*Set task:*
In the material below, list every line carrying the string "slice".

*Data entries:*
-- Begin --

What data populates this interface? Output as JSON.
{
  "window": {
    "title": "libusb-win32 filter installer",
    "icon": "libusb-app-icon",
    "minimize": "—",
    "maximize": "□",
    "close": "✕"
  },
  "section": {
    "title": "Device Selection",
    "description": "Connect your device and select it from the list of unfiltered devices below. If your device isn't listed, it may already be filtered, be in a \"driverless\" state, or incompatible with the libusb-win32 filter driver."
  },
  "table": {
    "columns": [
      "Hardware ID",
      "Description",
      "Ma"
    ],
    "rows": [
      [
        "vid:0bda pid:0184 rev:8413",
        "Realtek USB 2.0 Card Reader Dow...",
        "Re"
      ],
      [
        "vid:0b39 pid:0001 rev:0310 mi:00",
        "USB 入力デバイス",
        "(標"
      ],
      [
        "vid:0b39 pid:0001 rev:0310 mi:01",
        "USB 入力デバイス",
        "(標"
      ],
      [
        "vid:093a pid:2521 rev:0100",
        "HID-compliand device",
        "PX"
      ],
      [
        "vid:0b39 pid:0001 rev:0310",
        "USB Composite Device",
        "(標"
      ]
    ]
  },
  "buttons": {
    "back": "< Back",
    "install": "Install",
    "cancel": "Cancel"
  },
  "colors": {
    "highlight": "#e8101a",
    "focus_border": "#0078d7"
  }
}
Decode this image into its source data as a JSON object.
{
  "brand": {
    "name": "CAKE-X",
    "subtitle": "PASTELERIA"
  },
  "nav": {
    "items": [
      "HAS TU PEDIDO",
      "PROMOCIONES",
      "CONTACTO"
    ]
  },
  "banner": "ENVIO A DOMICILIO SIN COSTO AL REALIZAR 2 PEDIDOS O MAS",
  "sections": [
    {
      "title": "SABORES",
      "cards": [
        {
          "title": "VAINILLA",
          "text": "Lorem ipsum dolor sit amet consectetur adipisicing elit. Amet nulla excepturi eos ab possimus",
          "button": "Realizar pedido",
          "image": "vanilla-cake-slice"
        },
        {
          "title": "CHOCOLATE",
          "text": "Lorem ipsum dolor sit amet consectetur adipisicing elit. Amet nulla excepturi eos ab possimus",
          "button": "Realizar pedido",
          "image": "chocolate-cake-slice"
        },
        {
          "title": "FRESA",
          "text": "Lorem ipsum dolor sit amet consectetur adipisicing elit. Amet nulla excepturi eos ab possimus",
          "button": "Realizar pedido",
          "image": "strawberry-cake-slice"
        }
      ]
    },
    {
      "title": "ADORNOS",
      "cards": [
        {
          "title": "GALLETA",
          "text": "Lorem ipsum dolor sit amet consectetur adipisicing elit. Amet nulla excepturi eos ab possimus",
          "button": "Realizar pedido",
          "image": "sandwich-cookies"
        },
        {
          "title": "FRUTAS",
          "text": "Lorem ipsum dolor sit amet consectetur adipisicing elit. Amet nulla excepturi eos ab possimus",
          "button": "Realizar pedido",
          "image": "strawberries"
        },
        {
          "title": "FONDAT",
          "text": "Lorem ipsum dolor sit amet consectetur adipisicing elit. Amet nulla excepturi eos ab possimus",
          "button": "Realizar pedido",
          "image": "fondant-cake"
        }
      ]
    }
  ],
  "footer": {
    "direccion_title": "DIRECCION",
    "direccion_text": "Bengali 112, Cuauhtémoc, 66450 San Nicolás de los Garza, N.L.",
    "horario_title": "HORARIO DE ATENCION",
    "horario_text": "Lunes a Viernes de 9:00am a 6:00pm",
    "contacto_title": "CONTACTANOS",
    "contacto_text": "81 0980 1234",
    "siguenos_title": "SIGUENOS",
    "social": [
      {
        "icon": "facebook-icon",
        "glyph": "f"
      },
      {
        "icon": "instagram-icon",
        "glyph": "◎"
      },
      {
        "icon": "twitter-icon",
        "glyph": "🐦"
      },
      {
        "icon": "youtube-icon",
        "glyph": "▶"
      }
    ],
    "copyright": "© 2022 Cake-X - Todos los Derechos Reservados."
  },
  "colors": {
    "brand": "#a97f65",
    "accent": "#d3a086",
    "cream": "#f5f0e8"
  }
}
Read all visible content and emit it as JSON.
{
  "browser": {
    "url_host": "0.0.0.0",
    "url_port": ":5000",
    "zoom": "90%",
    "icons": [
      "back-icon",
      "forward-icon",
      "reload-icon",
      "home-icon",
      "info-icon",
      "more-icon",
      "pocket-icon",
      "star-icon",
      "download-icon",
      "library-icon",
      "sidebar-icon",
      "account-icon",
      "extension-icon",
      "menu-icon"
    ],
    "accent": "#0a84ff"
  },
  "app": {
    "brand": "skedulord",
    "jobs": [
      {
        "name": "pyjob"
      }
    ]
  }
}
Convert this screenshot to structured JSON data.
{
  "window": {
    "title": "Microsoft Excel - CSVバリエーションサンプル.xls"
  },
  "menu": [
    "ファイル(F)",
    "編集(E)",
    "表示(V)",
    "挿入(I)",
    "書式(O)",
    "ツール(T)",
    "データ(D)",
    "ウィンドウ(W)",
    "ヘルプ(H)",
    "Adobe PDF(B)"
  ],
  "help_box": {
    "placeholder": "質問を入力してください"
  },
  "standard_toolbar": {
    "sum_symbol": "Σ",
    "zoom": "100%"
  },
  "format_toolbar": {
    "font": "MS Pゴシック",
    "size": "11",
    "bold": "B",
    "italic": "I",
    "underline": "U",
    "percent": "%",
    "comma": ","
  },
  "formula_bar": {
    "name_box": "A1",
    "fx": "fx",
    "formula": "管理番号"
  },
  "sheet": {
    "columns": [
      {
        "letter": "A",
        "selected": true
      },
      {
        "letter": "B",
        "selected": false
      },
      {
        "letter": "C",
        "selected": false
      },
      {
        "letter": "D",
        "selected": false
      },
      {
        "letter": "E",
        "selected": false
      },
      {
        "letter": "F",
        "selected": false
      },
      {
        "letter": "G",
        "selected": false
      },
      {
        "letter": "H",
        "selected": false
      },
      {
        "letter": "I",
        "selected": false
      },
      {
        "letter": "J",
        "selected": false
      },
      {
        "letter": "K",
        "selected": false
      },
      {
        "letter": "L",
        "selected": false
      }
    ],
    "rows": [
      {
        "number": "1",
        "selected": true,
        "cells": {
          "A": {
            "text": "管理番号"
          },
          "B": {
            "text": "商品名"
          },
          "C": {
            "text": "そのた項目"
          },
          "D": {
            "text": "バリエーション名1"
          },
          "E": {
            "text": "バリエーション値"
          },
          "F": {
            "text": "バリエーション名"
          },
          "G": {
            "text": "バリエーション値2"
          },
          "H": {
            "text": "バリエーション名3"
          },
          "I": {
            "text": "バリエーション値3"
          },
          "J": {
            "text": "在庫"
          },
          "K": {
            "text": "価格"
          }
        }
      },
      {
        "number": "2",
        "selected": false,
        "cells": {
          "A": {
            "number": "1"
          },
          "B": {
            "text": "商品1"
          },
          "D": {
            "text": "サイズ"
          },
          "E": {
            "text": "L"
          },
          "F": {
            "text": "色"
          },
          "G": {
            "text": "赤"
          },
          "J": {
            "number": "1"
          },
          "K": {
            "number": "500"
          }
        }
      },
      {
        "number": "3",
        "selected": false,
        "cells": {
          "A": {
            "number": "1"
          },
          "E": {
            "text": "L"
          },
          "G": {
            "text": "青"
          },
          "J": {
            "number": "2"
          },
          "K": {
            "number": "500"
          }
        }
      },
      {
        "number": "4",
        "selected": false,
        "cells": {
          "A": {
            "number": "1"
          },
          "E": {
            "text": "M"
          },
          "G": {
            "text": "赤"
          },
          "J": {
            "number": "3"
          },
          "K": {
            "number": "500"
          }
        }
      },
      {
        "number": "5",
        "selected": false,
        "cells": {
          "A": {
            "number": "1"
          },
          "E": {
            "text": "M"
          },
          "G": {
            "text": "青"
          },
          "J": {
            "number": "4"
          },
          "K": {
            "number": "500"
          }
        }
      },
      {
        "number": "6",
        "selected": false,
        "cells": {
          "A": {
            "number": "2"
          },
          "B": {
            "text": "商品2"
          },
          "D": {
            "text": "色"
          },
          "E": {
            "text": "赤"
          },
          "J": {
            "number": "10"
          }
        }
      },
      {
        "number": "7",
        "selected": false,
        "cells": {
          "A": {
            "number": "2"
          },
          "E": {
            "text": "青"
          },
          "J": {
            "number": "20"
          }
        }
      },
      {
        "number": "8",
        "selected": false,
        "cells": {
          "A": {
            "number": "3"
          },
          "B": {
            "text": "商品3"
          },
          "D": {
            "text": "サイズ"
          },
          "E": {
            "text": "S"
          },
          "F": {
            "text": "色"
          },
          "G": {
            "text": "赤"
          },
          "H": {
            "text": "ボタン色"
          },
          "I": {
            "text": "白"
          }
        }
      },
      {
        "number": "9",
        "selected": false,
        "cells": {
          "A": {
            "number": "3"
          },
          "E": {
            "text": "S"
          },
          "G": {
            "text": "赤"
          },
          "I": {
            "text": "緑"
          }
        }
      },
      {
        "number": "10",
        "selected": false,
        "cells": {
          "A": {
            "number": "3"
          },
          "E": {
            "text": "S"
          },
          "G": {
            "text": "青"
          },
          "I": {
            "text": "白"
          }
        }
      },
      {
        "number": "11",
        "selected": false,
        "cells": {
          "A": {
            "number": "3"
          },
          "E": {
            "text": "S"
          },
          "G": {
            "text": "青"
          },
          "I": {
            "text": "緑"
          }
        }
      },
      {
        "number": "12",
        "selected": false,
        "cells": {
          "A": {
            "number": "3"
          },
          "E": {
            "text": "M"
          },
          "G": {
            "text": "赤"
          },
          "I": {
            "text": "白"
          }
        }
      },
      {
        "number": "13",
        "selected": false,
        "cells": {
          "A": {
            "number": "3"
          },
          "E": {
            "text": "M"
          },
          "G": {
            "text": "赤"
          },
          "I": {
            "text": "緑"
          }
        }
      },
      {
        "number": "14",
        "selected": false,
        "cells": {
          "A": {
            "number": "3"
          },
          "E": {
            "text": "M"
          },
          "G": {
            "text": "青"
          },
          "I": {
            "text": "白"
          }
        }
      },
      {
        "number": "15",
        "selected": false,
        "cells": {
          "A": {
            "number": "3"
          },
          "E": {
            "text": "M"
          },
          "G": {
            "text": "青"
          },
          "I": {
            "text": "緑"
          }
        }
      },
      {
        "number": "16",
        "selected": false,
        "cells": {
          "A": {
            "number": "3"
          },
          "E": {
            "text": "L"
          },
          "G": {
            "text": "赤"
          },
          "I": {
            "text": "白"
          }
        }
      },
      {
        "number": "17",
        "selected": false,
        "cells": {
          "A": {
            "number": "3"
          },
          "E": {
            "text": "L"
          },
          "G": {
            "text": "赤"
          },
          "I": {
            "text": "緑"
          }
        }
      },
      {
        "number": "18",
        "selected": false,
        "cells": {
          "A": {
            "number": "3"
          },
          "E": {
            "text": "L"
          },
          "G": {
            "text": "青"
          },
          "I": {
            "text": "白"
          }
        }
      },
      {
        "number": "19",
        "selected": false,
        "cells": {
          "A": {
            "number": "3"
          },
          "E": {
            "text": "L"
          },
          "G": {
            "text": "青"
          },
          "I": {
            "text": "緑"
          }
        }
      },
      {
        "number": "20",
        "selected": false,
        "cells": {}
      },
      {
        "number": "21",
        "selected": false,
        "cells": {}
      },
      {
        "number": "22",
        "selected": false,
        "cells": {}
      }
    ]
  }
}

-- End --

*Finished task:*
          "image": "vanilla-cake-slice"
          "image": "chocolate-cake-slice"
          "image": "strawberry-cake-slice"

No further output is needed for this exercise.